### EXERCISE GOAL
The material below should be written out in full and exactly; pictures stay out of the copy.

### RECORD LIST
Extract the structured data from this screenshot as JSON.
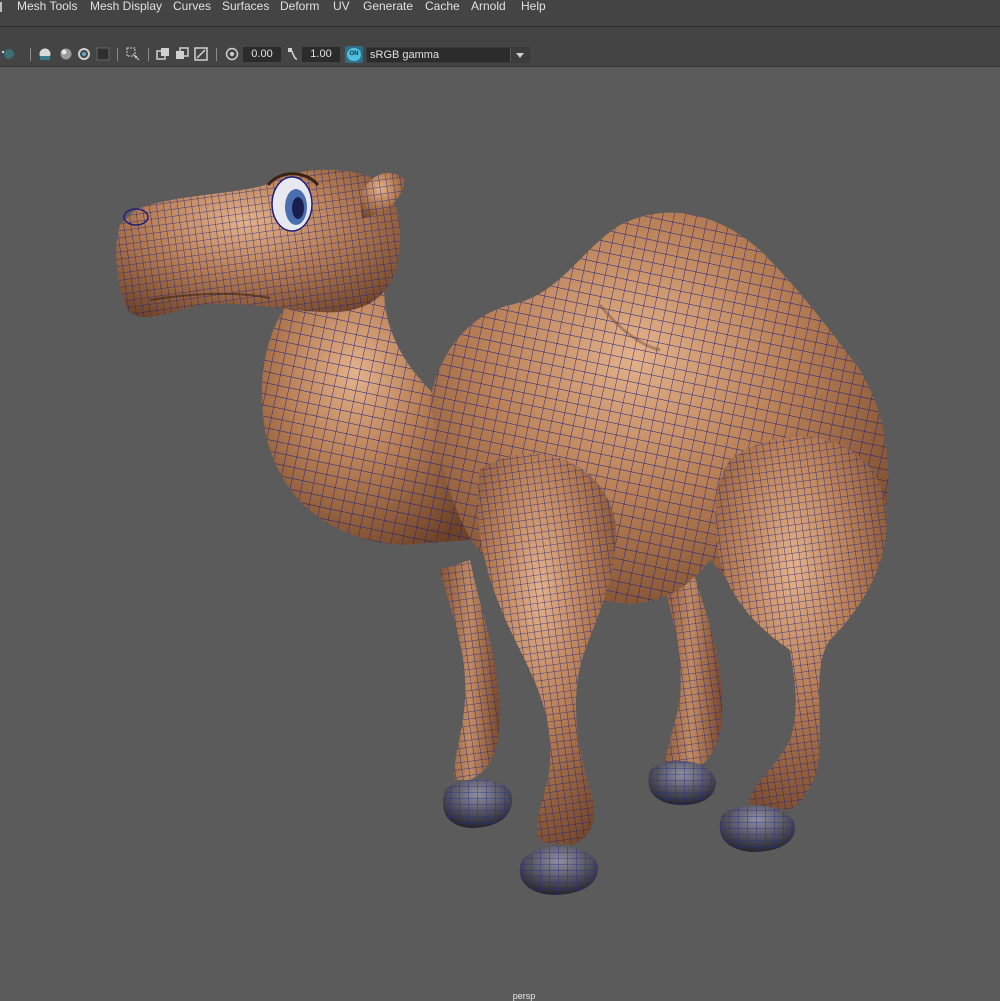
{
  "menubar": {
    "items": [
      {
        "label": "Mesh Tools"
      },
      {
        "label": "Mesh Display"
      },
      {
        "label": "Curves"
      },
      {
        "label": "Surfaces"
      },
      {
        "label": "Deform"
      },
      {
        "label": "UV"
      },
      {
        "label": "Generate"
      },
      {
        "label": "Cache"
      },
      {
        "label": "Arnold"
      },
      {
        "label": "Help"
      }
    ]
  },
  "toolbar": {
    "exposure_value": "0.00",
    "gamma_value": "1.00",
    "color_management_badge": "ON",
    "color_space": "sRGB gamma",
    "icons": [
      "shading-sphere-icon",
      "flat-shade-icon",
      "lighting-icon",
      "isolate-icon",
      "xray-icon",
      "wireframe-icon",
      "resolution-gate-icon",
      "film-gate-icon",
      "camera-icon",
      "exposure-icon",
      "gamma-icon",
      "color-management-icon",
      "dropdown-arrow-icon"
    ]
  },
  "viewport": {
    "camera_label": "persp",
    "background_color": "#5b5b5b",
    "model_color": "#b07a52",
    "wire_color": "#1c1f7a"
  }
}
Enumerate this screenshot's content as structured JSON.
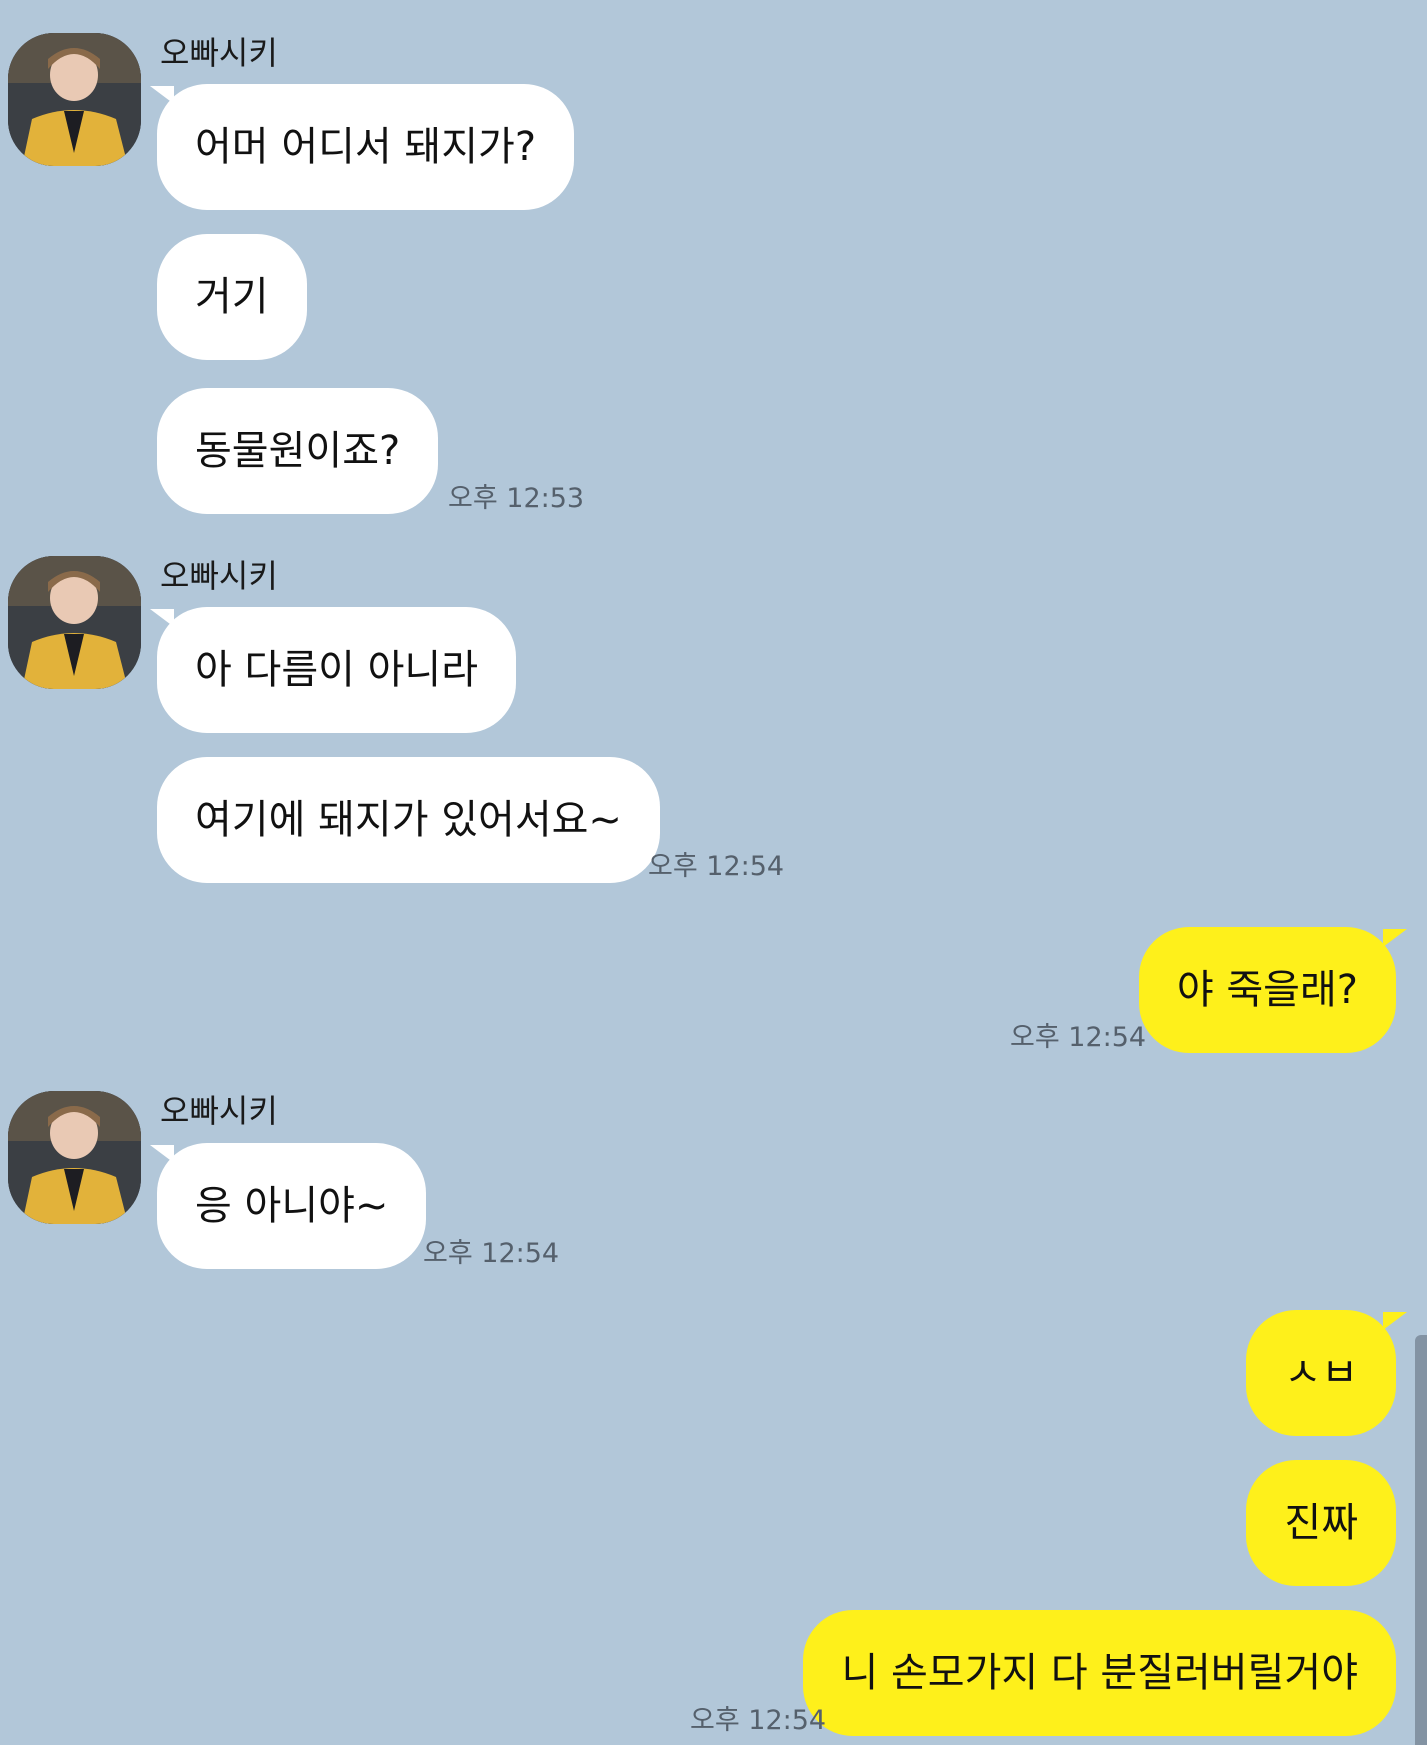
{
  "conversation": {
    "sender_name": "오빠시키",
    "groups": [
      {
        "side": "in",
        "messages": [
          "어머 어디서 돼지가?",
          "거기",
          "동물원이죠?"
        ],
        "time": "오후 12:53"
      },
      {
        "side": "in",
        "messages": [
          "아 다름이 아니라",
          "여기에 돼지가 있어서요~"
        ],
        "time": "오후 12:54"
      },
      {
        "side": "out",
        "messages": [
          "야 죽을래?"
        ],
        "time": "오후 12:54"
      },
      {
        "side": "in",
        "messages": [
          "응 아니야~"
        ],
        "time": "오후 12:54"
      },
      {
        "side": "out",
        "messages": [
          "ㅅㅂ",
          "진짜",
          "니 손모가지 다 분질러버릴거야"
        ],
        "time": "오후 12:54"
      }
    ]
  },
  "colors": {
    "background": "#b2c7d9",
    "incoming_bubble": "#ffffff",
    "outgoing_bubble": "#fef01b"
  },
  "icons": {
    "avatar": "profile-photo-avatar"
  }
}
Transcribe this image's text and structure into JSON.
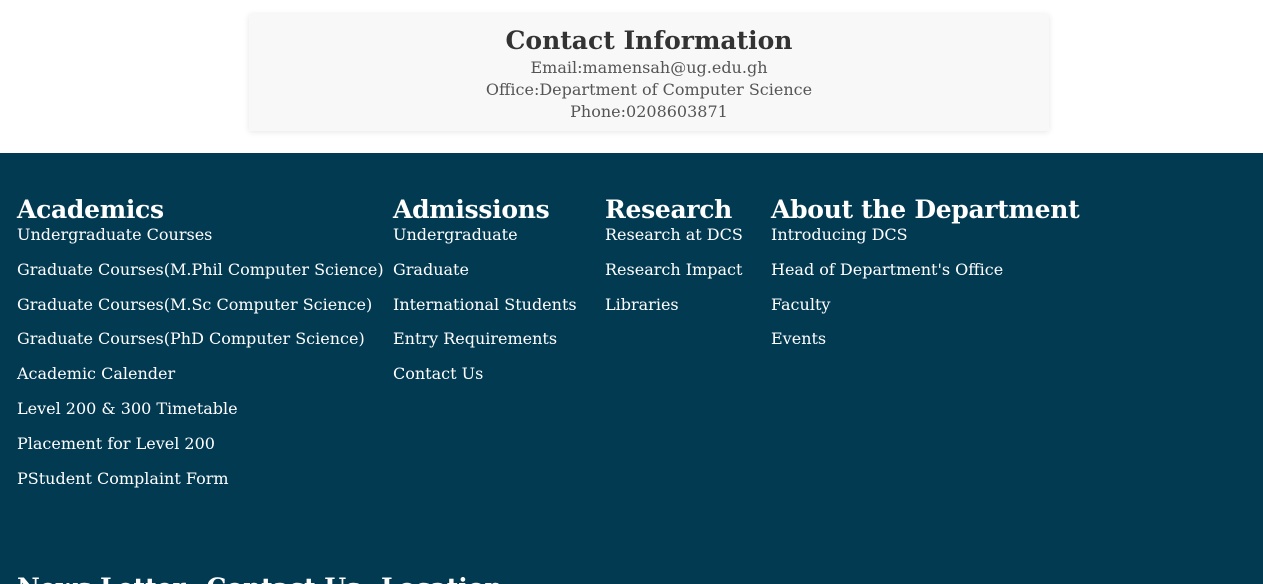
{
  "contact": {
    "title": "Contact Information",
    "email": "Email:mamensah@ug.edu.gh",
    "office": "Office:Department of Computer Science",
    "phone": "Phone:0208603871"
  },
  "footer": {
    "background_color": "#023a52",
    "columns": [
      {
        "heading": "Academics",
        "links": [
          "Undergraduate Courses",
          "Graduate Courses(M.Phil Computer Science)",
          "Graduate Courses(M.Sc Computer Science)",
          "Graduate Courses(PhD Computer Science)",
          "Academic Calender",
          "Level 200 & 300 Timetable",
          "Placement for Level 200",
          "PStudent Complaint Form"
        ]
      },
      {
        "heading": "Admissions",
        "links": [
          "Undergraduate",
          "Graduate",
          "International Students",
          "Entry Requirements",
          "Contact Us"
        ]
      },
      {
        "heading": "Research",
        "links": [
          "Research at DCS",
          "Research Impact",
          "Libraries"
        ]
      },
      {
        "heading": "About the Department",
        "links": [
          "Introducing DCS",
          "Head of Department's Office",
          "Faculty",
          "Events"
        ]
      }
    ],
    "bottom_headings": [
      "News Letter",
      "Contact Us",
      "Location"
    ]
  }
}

### CORRECT ANSWER
Extract the structured data from this screenshot as JSON.
{
  "menubar": {
    "items": [
      {
        "label": "Mesh Tools"
      },
      {
        "label": "Mesh Display"
      },
      {
        "label": "Curves"
      },
      {
        "label": "Surfaces"
      },
      {
        "label": "Deform"
      },
      {
        "label": "UV"
      },
      {
        "label": "Generate"
      },
      {
        "label": "Cache"
      },
      {
        "label": "Arnold"
      },
      {
        "label": "Help"
      }
    ]
  },
  "toolbar": {
    "exposure_value": "0.00",
    "gamma_value": "1.00",
    "color_management_badge": "ON",
    "color_space": "sRGB gamma",
    "icons": [
      "shading-sphere-icon",
      "flat-shade-icon",
      "lighting-icon",
      "isolate-icon",
      "xray-icon",
      "wireframe-icon",
      "resolution-gate-icon",
      "film-gate-icon",
      "camera-icon",
      "exposure-icon",
      "gamma-icon",
      "color-management-icon",
      "dropdown-arrow-icon"
    ]
  },
  "viewport": {
    "camera_label": "persp",
    "background_color": "#5b5b5b",
    "model_color": "#b07a52",
    "wire_color": "#1c1f7a"
  }
}
Enumerate this screenshot's content as structured JSON.
{
  "conversation": {
    "sender_name": "오빠시키",
    "groups": [
      {
        "side": "in",
        "messages": [
          "어머 어디서 돼지가?",
          "거기",
          "동물원이죠?"
        ],
        "time": "오후 12:53"
      },
      {
        "side": "in",
        "messages": [
          "아 다름이 아니라",
          "여기에 돼지가 있어서요~"
        ],
        "time": "오후 12:54"
      },
      {
        "side": "out",
        "messages": [
          "야 죽을래?"
        ],
        "time": "오후 12:54"
      },
      {
        "side": "in",
        "messages": [
          "응 아니야~"
        ],
        "time": "오후 12:54"
      },
      {
        "side": "out",
        "messages": [
          "ㅅㅂ",
          "진짜",
          "니 손모가지 다 분질러버릴거야"
        ],
        "time": "오후 12:54"
      }
    ]
  },
  "colors": {
    "background": "#b2c7d9",
    "incoming_bubble": "#ffffff",
    "outgoing_bubble": "#fef01b"
  },
  "icons": {
    "avatar": "profile-photo-avatar"
  }
}
Transcribe this image's text and structure into JSON.
{
  "contact": {
    "title": "Contact Information",
    "email": "Email:mamensah@ug.edu.gh",
    "office": "Office:Department of Computer Science",
    "phone": "Phone:0208603871"
  },
  "footer": {
    "background_color": "#023a52",
    "columns": [
      {
        "heading": "Academics",
        "links": [
          "Undergraduate Courses",
          "Graduate Courses(M.Phil Computer Science)",
          "Graduate Courses(M.Sc Computer Science)",
          "Graduate Courses(PhD Computer Science)",
          "Academic Calender",
          "Level 200 & 300 Timetable",
          "Placement for Level 200",
          "PStudent Complaint Form"
        ]
      },
      {
        "heading": "Admissions",
        "links": [
          "Undergraduate",
          "Graduate",
          "International Students",
          "Entry Requirements",
          "Contact Us"
        ]
      },
      {
        "heading": "Research",
        "links": [
          "Research at DCS",
          "Research Impact",
          "Libraries"
        ]
      },
      {
        "heading": "About the Department",
        "links": [
          "Introducing DCS",
          "Head of Department's Office",
          "Faculty",
          "Events"
        ]
      }
    ],
    "bottom_headings": [
      "News Letter",
      "Contact Us",
      "Location"
    ]
  }
}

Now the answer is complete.